Find the string "JSON" in the listing and report every line that has it.

☆ ☆ ☆ ☆ ☆ ☆ ☆

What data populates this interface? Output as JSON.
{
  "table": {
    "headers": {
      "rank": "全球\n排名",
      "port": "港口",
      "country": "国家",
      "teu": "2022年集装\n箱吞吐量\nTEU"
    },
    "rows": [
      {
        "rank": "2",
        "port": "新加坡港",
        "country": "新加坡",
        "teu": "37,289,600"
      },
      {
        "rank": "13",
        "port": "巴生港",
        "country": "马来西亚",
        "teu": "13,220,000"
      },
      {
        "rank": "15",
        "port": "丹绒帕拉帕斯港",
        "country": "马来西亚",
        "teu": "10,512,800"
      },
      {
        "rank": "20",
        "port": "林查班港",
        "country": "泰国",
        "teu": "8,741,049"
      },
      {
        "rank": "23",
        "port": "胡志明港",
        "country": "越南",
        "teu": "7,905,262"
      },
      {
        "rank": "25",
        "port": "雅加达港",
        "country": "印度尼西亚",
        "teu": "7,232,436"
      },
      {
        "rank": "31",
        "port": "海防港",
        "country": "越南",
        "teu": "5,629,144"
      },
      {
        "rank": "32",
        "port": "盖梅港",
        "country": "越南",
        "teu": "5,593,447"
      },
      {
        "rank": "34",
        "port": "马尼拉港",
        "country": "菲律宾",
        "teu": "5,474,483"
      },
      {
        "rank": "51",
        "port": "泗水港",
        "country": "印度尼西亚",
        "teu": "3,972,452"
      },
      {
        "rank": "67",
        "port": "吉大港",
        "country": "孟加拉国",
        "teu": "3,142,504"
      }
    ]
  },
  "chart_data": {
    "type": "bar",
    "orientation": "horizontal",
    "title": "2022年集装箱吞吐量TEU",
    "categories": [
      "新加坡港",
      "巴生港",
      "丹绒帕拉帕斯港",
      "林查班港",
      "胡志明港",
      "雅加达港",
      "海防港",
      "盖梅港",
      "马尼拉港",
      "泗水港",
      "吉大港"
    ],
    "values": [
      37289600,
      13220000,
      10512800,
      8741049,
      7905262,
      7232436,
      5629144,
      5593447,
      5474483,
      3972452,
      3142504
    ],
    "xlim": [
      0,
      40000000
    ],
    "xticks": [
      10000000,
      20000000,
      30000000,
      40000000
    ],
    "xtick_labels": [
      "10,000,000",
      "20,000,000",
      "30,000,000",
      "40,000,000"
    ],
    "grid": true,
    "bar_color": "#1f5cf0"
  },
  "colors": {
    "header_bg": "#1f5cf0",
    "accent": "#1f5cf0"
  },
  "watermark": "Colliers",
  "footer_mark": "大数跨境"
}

☆ ☆ ☆ ☆ ☆ ☆ ☆

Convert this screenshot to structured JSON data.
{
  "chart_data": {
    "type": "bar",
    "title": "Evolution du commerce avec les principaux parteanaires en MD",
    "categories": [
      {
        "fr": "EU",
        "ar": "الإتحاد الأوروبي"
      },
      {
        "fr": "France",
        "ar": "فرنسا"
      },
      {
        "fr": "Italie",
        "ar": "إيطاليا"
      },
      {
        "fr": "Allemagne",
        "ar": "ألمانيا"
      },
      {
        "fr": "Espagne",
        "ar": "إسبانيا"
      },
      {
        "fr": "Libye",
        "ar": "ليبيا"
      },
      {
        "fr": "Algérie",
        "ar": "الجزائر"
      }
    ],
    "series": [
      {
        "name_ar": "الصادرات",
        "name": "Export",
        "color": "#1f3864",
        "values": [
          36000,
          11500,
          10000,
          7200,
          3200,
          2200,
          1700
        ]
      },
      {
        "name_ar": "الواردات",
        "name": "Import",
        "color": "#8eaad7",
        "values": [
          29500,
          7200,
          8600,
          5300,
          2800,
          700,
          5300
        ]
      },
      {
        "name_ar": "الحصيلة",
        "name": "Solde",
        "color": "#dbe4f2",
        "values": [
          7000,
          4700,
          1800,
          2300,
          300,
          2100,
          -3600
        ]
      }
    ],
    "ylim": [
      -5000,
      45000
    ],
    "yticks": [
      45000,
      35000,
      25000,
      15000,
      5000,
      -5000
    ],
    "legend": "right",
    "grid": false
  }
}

☆ ☆ ☆ ☆ ☆ ☆ ☆

■ WORKED ANSWER:
What data populates this interface? Output as JSON.
Convert this screenshot to structured JSON data.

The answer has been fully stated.